■ **Given problem**:
From the listing below, pick out each line with the word "JSON".

++++

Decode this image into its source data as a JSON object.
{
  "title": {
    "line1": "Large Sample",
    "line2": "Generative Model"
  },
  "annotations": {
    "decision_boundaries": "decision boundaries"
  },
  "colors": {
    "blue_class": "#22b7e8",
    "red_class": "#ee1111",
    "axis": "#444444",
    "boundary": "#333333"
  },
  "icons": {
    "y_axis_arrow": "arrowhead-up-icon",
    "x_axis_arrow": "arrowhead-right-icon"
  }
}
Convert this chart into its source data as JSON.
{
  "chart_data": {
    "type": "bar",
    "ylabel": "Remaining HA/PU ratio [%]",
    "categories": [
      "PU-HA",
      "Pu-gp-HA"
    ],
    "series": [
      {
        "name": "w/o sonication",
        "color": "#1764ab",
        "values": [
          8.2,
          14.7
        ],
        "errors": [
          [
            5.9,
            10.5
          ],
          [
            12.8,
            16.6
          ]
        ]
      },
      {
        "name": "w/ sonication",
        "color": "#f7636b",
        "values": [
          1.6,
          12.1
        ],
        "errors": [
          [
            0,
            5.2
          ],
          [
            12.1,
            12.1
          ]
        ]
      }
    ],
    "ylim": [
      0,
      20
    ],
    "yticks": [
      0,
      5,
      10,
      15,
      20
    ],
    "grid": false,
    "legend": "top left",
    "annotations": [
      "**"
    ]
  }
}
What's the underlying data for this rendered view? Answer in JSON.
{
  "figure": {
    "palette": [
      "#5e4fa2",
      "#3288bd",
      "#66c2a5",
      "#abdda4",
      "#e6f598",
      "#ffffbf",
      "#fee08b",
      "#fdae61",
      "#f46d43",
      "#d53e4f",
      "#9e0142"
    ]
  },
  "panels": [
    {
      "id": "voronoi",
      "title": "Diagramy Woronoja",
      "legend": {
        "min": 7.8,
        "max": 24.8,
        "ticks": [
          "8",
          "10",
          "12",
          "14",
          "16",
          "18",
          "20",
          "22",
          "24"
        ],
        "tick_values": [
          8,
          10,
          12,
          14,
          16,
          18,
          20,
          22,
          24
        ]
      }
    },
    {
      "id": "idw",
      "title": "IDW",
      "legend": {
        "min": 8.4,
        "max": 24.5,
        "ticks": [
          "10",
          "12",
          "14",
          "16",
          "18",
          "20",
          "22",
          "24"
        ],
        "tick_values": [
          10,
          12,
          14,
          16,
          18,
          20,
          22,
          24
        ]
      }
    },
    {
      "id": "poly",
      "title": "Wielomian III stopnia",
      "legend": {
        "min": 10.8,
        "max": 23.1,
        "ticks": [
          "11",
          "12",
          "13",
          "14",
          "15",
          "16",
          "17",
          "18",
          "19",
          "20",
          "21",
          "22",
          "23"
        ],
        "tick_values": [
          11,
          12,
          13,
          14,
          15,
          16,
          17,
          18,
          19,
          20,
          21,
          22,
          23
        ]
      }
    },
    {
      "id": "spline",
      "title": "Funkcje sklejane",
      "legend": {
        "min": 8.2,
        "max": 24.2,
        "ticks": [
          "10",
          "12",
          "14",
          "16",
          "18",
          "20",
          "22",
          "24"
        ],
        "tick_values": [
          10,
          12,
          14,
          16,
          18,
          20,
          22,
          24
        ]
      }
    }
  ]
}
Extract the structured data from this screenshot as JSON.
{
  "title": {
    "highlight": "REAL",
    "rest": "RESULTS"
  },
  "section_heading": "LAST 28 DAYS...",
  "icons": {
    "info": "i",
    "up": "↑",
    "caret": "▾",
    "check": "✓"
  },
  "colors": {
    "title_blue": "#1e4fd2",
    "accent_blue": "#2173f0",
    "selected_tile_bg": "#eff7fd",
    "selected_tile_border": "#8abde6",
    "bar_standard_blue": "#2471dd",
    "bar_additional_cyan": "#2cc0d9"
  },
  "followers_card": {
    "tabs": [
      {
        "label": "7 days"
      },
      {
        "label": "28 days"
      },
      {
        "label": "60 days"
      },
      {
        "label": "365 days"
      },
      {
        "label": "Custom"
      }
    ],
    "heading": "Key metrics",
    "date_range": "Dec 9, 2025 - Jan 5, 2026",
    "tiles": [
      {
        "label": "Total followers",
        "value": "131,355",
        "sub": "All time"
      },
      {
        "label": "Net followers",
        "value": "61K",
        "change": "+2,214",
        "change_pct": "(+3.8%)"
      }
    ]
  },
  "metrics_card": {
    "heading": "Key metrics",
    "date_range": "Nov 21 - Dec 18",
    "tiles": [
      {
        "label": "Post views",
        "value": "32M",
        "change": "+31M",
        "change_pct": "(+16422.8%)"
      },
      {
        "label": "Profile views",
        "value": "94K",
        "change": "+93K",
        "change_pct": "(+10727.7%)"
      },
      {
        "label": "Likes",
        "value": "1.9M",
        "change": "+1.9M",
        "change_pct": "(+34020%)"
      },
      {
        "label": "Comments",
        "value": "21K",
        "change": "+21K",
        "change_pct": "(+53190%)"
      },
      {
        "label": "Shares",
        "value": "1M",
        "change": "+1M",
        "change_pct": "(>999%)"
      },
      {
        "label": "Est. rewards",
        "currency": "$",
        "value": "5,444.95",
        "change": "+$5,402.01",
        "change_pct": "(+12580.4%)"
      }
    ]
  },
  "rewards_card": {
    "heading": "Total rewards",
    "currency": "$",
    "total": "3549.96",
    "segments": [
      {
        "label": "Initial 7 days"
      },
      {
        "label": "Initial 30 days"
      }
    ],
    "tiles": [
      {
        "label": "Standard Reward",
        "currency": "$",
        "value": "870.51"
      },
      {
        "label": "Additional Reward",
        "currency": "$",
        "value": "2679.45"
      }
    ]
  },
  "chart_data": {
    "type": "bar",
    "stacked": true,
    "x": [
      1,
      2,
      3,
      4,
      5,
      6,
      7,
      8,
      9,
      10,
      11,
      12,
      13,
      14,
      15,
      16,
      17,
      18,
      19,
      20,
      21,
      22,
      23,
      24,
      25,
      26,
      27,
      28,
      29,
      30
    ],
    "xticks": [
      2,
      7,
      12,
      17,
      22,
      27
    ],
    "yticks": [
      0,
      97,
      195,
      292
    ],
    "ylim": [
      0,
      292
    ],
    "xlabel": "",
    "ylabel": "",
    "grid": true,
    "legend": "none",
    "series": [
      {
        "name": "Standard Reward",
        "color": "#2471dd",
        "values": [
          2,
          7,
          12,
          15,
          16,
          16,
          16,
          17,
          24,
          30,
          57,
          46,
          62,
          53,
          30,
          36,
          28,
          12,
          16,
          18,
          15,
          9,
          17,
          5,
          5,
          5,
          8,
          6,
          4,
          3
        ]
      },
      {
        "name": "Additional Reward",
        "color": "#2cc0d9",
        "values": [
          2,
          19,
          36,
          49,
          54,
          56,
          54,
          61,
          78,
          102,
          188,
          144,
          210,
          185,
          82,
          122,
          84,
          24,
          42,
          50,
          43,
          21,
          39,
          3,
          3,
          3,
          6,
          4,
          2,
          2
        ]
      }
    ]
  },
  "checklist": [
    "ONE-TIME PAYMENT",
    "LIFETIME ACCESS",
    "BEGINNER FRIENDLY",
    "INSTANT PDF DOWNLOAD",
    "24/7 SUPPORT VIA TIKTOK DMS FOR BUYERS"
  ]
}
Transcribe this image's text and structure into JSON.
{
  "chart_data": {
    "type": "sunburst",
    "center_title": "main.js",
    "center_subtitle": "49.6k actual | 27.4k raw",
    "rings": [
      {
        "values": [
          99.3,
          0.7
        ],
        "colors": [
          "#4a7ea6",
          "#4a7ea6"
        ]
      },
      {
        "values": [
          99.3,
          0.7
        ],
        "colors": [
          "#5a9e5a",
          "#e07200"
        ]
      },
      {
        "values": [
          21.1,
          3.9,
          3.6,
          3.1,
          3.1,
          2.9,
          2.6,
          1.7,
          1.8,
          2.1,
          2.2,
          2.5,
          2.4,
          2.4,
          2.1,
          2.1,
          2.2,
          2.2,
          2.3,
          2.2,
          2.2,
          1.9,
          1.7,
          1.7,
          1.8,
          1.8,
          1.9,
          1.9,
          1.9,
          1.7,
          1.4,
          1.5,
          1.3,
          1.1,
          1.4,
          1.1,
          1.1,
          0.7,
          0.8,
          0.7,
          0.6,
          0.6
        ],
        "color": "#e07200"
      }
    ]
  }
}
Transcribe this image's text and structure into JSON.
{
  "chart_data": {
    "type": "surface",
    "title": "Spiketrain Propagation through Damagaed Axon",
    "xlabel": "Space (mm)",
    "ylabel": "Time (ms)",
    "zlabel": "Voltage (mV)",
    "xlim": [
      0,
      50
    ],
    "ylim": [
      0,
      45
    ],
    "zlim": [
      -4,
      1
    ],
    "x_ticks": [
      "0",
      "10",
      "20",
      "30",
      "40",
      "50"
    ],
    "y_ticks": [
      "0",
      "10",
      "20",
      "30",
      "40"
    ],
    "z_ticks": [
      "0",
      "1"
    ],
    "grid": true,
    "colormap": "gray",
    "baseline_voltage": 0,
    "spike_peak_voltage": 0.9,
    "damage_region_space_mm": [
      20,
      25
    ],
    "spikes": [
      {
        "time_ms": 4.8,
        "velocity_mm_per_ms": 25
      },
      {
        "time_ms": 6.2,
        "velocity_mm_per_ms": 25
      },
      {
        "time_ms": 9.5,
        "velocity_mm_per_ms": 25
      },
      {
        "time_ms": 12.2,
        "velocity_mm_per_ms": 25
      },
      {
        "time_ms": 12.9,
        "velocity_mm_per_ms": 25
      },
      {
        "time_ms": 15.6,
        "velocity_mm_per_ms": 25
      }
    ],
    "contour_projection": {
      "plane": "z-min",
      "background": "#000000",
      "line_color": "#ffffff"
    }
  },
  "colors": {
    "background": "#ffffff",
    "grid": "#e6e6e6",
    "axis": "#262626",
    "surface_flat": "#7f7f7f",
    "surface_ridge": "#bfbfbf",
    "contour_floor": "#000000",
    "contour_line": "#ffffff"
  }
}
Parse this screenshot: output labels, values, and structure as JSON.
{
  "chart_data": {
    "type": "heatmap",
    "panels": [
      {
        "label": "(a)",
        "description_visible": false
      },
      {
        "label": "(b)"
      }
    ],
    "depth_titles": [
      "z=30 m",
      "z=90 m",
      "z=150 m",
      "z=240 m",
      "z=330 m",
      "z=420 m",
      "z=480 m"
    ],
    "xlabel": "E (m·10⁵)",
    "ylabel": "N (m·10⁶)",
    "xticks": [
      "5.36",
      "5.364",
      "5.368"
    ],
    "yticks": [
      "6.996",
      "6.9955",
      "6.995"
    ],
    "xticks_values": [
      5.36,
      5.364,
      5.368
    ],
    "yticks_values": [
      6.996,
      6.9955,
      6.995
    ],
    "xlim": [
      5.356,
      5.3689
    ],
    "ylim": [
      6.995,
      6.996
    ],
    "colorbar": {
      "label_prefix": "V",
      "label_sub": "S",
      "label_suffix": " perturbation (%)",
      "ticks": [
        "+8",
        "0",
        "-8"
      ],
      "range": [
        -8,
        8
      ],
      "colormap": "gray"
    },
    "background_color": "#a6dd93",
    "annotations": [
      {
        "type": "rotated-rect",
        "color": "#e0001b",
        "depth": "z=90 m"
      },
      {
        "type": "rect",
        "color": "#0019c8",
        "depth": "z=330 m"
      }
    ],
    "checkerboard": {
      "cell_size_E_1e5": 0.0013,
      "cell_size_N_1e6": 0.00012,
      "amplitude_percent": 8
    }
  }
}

++++

■ **Solution to this problem**:
Decode this image into its source data as a JSON object.
Convert this chart into its source data as JSON.
What's the underlying data for this rendered view? Answer in JSON.
Extract the structured data from this screenshot as JSON.
Transcribe this image's text and structure into JSON.
Transcribe this image's text and structure into JSON.
Parse this screenshot: output labels, values, and structure as JSON.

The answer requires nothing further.